● Objective
Reproduce everything from the start of the records down through the line containing "text-line (172, 757, 816, 778)", with both ends included.

-----

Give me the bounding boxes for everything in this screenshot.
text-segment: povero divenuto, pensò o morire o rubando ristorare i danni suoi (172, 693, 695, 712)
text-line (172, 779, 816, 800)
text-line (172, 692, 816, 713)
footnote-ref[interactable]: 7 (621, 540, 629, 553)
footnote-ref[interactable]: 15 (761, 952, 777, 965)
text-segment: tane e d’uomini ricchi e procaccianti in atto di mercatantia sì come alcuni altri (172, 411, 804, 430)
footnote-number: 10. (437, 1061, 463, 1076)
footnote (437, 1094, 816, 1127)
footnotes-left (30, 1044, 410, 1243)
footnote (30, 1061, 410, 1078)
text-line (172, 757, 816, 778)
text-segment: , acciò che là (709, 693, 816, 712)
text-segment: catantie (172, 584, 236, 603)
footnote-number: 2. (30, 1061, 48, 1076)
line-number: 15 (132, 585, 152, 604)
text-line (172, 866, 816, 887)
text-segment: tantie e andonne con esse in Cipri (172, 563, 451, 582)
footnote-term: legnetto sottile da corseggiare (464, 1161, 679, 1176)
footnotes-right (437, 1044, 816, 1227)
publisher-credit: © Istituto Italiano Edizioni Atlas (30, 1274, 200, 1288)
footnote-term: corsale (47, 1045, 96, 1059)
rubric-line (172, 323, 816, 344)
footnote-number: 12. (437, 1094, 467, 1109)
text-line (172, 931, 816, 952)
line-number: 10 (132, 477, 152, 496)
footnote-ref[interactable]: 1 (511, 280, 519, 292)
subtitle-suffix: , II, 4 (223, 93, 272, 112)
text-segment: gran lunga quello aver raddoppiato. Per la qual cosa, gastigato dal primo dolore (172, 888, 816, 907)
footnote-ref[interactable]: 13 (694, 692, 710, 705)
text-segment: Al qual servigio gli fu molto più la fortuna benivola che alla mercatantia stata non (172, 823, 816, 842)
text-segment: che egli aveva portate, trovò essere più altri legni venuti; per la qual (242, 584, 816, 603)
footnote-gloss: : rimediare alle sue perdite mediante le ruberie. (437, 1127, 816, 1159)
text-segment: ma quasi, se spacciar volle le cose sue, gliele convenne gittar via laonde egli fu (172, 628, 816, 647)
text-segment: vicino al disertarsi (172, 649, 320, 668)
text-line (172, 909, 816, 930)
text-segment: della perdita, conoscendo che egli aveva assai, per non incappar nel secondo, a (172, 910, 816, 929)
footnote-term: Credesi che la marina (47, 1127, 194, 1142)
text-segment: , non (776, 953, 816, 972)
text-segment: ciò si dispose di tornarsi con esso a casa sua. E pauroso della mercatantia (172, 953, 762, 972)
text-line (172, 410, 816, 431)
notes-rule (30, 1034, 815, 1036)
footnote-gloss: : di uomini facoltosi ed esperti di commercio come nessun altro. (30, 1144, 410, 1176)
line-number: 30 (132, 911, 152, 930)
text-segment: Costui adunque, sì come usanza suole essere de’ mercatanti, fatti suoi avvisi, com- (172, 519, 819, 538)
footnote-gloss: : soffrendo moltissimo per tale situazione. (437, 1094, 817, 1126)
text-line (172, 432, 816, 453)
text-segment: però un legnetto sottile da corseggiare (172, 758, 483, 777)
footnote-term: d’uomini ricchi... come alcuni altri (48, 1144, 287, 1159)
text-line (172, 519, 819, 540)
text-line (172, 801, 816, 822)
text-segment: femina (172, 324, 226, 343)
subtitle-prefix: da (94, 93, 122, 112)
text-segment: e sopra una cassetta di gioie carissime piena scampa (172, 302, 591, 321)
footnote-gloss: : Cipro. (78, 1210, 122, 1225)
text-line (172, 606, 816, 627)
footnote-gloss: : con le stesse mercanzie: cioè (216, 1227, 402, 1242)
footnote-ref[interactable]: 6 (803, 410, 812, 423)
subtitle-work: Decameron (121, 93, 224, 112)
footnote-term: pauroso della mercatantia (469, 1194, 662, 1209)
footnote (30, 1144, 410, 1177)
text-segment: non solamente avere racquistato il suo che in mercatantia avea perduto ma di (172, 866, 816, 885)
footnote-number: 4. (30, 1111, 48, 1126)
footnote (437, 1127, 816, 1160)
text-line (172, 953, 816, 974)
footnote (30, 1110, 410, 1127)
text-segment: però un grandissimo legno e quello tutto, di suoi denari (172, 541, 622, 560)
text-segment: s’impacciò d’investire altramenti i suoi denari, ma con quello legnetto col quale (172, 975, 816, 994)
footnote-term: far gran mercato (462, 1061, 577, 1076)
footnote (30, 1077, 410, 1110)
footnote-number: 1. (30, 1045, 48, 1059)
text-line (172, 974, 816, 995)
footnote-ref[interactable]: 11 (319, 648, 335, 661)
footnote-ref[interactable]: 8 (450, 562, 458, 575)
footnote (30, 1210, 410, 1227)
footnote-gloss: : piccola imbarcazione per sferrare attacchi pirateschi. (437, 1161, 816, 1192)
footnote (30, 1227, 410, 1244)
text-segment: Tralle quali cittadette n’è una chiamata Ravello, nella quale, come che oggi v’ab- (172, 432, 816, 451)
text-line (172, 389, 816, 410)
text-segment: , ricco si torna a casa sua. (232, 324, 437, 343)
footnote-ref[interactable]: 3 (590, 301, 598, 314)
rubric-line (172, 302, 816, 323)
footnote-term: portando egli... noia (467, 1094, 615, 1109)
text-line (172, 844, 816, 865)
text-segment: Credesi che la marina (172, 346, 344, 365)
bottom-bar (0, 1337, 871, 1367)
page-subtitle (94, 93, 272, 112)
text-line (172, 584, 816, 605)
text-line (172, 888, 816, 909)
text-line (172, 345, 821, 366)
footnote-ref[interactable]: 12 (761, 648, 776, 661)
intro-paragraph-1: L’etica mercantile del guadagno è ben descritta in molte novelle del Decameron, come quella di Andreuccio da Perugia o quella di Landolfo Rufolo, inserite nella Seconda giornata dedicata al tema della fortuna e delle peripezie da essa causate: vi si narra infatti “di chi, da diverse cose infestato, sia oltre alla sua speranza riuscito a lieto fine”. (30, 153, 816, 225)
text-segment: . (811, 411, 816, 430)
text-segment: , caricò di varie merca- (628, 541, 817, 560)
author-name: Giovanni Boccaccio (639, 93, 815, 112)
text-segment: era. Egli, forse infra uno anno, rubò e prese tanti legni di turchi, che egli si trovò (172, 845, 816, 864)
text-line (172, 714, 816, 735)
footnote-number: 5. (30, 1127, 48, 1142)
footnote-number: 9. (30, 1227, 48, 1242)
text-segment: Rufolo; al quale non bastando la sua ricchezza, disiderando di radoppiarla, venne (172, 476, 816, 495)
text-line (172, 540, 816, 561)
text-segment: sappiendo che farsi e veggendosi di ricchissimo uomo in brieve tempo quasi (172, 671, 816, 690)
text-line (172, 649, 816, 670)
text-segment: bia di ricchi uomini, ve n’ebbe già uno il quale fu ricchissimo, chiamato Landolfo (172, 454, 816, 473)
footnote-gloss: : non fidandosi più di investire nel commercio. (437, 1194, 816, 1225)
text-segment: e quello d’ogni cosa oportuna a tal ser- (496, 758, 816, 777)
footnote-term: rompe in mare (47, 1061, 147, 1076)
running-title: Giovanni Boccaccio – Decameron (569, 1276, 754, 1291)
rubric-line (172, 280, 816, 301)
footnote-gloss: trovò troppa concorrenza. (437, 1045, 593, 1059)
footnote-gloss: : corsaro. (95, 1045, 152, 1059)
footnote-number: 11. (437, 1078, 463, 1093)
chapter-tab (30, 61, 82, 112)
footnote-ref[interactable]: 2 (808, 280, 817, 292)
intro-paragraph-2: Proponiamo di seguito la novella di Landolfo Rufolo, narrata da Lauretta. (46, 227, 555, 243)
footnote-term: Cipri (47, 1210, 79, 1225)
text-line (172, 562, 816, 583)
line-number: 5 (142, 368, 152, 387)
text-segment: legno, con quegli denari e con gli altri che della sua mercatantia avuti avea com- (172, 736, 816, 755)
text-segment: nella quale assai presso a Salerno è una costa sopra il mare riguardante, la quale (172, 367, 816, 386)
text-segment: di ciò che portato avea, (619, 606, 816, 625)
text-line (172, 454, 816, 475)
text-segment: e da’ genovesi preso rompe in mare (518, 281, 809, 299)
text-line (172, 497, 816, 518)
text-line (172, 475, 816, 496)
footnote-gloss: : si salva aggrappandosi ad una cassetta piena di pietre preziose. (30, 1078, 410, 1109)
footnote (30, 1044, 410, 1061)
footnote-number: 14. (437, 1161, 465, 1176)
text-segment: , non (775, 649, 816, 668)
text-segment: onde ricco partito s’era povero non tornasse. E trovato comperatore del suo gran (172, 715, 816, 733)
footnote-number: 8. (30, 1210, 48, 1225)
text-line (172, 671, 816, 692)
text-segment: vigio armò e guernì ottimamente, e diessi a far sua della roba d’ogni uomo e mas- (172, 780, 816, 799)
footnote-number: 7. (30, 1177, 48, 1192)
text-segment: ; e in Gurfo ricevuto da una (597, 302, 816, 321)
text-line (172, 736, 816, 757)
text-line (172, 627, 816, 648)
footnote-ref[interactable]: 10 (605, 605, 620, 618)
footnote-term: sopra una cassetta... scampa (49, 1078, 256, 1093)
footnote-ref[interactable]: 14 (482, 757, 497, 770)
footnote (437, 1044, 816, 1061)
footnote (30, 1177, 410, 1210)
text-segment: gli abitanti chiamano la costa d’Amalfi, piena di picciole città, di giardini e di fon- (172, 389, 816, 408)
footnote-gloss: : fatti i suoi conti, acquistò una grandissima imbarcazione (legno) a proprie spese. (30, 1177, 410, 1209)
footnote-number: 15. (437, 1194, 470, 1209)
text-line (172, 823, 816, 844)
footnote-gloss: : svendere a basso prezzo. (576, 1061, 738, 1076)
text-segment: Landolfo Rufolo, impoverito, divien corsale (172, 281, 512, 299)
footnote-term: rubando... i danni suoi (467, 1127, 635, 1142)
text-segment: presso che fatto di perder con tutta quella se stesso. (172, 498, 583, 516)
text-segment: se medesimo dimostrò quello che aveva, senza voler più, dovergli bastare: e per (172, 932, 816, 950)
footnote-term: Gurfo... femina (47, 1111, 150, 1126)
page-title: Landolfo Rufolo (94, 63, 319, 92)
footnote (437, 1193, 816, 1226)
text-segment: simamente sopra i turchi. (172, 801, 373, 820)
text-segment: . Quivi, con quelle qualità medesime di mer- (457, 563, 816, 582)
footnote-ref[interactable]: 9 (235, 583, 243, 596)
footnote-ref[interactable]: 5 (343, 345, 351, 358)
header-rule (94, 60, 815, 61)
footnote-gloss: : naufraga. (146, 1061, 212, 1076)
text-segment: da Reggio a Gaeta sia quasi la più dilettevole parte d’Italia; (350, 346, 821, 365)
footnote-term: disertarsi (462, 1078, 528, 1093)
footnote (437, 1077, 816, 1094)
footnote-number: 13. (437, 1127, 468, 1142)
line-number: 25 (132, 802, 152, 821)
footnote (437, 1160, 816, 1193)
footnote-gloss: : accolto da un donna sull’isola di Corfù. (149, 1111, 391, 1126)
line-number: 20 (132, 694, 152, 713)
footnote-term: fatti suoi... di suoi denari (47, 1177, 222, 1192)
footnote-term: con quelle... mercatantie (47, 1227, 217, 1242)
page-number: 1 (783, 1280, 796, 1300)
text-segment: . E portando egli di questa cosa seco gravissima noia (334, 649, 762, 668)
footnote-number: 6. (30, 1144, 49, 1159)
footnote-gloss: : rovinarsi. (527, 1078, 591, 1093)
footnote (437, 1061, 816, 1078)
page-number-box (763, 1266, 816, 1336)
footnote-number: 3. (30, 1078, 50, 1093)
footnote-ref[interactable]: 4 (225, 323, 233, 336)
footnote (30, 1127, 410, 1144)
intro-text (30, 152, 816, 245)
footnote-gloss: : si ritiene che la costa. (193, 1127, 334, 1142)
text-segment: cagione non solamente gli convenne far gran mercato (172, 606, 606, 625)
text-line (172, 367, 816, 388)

-----

● Reply
Give me the bounding boxes for everything in this screenshot.
text-segment: povero divenuto, pensò o morire o rubando ristorare i danni suoi (172, 693, 695, 712)
text-line (172, 779, 816, 800)
text-line (172, 692, 816, 713)
footnote-ref[interactable]: 7 (621, 540, 629, 553)
footnote-ref[interactable]: 15 (761, 952, 777, 965)
text-segment: tane e d’uomini ricchi e procaccianti in atto di mercatantia sì come alcuni altri (172, 411, 804, 430)
footnote-number: 10. (437, 1061, 463, 1076)
footnote (437, 1094, 816, 1127)
footnotes-left (30, 1044, 410, 1243)
footnote (30, 1061, 410, 1078)
text-line (172, 757, 816, 778)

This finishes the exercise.